WHAT THE TASK ASKS:
Your task is to quote the material that follows, in full and exactly.

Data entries
********

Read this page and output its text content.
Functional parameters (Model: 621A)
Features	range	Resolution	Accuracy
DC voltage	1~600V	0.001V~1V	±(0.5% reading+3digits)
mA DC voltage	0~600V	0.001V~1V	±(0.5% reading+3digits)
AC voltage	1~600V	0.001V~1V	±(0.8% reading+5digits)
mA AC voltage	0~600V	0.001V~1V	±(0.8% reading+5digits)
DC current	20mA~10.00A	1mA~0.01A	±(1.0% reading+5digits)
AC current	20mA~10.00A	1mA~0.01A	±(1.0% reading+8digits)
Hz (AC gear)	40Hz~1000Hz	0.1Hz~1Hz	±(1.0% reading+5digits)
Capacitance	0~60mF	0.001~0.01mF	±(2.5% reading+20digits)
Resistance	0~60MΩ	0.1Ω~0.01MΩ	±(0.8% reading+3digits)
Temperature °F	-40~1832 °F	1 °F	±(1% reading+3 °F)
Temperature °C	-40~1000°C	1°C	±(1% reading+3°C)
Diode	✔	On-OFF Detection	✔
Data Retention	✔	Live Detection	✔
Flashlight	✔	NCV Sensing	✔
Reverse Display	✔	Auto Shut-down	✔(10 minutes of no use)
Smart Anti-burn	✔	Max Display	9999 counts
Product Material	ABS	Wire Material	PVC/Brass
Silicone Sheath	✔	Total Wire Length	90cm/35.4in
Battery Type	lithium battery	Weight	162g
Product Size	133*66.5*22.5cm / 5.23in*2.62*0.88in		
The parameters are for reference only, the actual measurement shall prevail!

********

OUTPUT:
Read this page and output its text content.
Functional parameters (Model: 621A)
Features	range	Resolution	Accuracy
DC voltage	1~600V	0.001V~1V	±(0.5% reading+3digits)
mA DC voltage	0~600V	0.001V~1V	±(0.5% reading+3digits)
AC voltage	1~600V	0.001V~1V	±(0.8% reading+5digits)
mA AC voltage	0~600V	0.001V~1V	±(0.8% reading+5digits)
DC current	20mA~10.00A	1mA~0.01A	±(1.0% reading+5digits)
AC current	20mA~10.00A	1mA~0.01A	±(1.0% reading+8digits)
Hz (AC gear)	40Hz~1000Hz	0.1Hz~1Hz	±(1.0% reading+5digits)
Capacitance	0~60mF	0.001~0.01mF	±(2.5% reading+20digits)
Resistance	0~60MΩ	0.1Ω~0.01MΩ	±(0.8% reading+3digits)
Temperature °F	-40~1832 °F	1 °F	±(1% reading+3 °F)
Temperature °C	-40~1000°C	1°C	±(1% reading+3°C)
Diode	✔	On-OFF Detection	✔
Data Retention	✔	Live Detection	✔
Flashlight	✔	NCV Sensing	✔
Reverse Display	✔	Auto Shut-down	✔(10 minutes of no use)
Smart Anti-burn	✔	Max Display	9999 counts
Product Material	ABS	Wire Material	PVC/Brass
Silicone Sheath	✔	Total Wire Length	90cm/35.4in
Battery Type	lithium battery	Weight	162g
Product Size	133*66.5*22.5cm / 5.23in*2.62*0.88in		
The parameters are for reference only, the actual measurement shall prevail!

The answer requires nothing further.